## [What this task involves]
Exactly transcribe the span of lines from the one containing "Output a JSON" through the final line of the entries, inclusive, and nothing outside it. Exclude the pictures.
<<<<
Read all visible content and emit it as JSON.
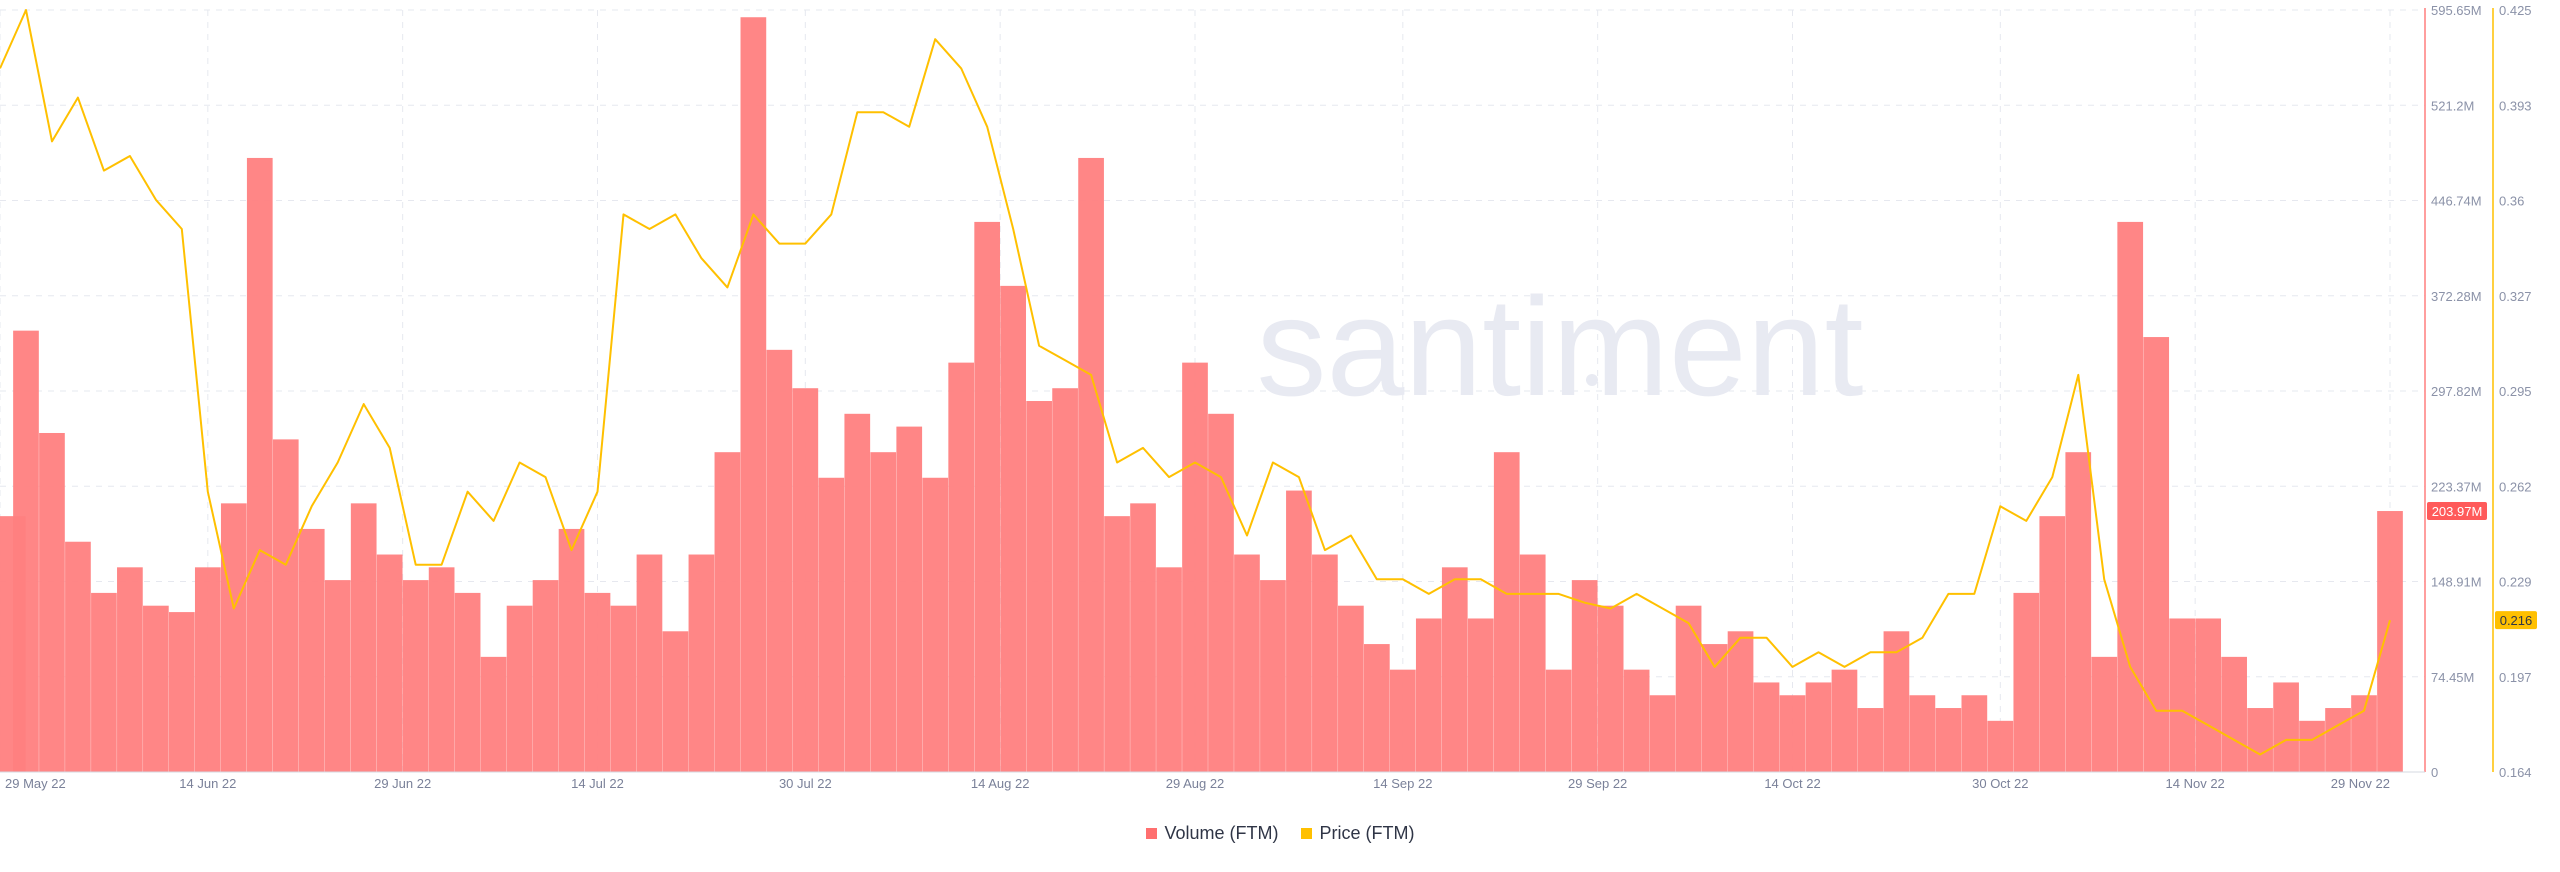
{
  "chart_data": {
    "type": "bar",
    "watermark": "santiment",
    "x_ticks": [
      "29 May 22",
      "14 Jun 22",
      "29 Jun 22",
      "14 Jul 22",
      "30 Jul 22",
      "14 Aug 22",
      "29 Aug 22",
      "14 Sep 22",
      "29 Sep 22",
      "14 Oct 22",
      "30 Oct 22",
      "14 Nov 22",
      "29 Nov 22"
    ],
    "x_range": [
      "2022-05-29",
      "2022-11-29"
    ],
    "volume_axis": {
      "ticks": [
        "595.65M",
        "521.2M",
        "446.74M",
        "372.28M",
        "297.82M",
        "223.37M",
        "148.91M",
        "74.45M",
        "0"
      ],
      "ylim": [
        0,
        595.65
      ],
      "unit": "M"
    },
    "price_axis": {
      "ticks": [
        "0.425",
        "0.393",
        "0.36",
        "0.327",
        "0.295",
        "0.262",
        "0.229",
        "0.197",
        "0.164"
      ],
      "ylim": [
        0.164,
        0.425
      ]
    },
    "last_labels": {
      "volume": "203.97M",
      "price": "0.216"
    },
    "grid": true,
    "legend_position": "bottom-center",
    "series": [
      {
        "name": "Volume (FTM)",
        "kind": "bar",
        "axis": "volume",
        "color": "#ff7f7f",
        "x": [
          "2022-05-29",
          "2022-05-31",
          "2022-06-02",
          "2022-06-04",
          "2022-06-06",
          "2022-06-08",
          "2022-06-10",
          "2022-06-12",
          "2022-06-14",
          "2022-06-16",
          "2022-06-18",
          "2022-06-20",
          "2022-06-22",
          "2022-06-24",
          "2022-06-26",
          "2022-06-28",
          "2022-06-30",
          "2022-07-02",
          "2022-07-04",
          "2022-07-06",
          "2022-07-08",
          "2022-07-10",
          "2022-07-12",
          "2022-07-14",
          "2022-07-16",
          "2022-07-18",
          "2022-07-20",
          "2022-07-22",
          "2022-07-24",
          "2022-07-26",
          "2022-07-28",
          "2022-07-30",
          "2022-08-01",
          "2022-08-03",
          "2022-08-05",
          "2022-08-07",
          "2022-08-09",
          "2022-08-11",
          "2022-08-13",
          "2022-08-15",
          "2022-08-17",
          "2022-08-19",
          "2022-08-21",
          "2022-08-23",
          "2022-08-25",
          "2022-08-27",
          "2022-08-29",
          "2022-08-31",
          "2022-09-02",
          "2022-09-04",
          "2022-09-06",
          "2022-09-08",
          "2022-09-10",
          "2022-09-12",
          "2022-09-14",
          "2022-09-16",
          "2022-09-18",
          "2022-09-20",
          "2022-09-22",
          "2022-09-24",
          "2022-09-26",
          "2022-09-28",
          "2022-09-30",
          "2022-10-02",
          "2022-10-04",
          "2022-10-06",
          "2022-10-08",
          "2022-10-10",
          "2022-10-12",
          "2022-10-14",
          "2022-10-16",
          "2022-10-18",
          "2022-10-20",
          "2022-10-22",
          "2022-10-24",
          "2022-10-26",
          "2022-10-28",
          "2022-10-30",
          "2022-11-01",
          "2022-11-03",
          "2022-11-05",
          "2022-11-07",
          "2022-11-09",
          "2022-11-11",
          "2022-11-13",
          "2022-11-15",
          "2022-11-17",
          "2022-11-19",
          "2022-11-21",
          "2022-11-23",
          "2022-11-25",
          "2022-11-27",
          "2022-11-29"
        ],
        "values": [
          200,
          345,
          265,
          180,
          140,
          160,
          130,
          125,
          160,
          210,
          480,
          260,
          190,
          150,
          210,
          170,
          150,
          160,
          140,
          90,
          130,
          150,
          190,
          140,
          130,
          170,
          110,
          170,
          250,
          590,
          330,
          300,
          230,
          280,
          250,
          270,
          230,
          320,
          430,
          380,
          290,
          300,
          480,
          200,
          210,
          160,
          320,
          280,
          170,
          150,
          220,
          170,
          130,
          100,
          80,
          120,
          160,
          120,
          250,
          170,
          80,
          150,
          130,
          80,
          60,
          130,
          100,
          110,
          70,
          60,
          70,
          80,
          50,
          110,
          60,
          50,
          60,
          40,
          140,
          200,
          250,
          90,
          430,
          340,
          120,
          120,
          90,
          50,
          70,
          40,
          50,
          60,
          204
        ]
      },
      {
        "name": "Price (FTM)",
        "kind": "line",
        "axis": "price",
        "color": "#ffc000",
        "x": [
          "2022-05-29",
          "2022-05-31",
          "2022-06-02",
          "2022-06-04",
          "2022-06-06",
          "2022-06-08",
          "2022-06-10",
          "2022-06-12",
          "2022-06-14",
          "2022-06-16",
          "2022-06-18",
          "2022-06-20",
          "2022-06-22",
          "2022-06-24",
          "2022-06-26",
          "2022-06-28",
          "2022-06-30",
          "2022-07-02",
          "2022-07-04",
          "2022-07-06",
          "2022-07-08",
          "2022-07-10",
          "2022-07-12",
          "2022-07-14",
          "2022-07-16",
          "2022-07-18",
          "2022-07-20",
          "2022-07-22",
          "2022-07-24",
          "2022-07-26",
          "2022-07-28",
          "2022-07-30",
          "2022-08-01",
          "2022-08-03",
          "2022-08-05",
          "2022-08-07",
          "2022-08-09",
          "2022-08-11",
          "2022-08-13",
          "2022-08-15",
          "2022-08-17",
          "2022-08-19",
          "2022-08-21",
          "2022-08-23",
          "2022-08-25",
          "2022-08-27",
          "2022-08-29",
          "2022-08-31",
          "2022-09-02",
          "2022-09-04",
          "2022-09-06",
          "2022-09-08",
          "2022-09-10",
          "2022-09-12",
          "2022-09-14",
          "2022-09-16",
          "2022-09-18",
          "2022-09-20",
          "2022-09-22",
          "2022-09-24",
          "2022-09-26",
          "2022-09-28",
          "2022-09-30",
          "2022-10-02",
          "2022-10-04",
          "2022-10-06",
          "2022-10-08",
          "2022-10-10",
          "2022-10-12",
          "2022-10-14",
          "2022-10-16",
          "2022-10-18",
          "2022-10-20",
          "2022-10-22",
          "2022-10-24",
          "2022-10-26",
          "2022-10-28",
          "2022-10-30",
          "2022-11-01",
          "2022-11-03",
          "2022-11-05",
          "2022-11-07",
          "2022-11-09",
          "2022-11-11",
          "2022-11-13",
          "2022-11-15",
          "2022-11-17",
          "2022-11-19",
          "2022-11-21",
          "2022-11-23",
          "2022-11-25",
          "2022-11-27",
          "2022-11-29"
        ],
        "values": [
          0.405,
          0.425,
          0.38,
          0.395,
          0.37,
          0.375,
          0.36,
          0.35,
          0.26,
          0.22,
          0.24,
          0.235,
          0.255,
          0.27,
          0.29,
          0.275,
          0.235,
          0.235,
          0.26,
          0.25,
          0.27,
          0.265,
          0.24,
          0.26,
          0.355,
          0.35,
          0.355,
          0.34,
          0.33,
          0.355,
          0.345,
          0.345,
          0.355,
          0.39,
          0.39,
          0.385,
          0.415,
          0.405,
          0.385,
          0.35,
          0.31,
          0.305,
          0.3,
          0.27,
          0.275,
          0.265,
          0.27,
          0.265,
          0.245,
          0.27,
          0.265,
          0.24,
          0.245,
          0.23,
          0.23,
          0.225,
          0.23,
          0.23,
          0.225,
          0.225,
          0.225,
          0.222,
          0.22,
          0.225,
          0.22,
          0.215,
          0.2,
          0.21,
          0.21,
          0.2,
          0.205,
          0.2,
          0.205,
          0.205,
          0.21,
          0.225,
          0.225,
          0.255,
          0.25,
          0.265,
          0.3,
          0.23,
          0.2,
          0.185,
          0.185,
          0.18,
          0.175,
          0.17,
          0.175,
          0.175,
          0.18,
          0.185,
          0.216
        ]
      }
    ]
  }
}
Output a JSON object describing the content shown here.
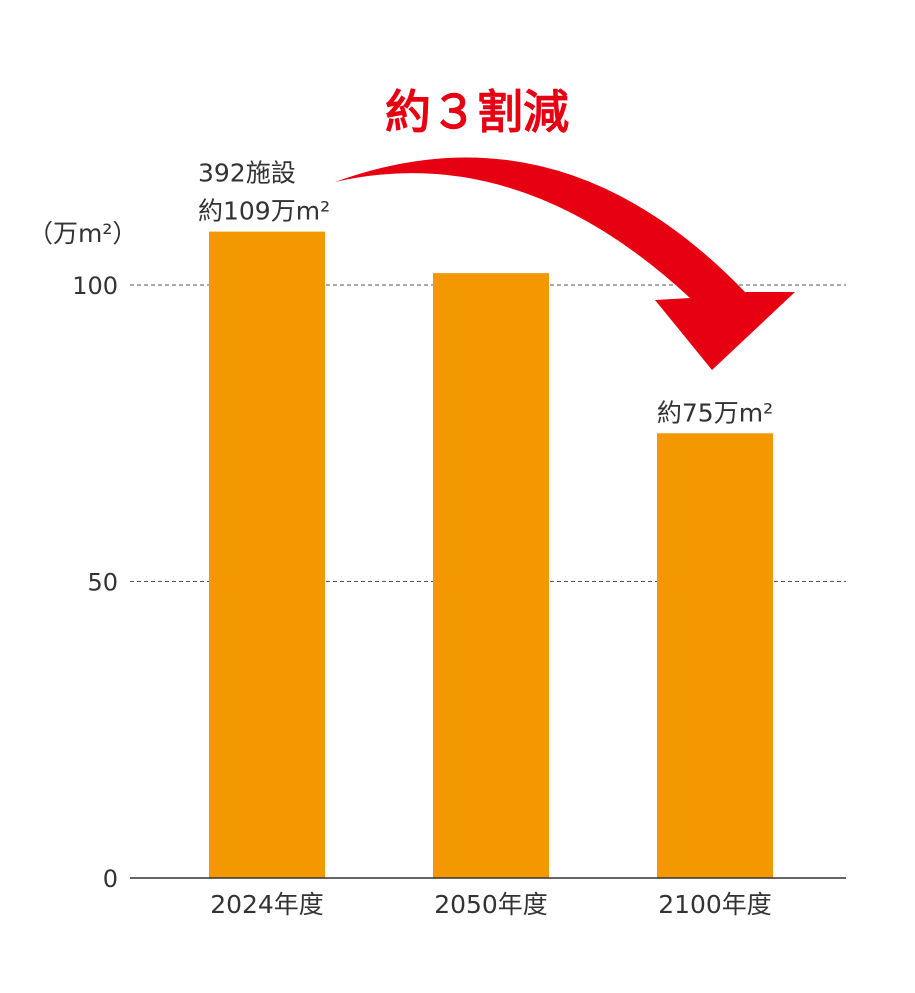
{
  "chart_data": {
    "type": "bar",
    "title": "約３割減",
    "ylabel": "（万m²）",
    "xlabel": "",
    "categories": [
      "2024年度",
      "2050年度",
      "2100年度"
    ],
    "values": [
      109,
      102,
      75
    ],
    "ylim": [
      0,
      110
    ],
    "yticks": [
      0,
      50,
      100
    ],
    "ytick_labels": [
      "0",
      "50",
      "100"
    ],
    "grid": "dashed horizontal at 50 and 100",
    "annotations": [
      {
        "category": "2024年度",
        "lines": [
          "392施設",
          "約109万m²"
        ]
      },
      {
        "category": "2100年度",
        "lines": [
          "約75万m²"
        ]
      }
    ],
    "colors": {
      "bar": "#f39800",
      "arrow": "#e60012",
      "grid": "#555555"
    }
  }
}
>>>>
## [Output for this exercise]
Output a JSON object describing the content shown here.
{
  "chart_data": {
    "type": "bar",
    "title": "約３割減",
    "ylabel": "（万m²）",
    "xlabel": "",
    "categories": [
      "2024年度",
      "2050年度",
      "2100年度"
    ],
    "values": [
      109,
      102,
      75
    ],
    "ylim": [
      0,
      110
    ],
    "yticks": [
      0,
      50,
      100
    ],
    "ytick_labels": [
      "0",
      "50",
      "100"
    ],
    "grid": "dashed horizontal at 50 and 100",
    "annotations": [
      {
        "category": "2024年度",
        "lines": [
          "392施設",
          "約109万m²"
        ]
      },
      {
        "category": "2100年度",
        "lines": [
          "約75万m²"
        ]
      }
    ],
    "colors": {
      "bar": "#f39800",
      "arrow": "#e60012",
      "grid": "#555555"
    }
  }
}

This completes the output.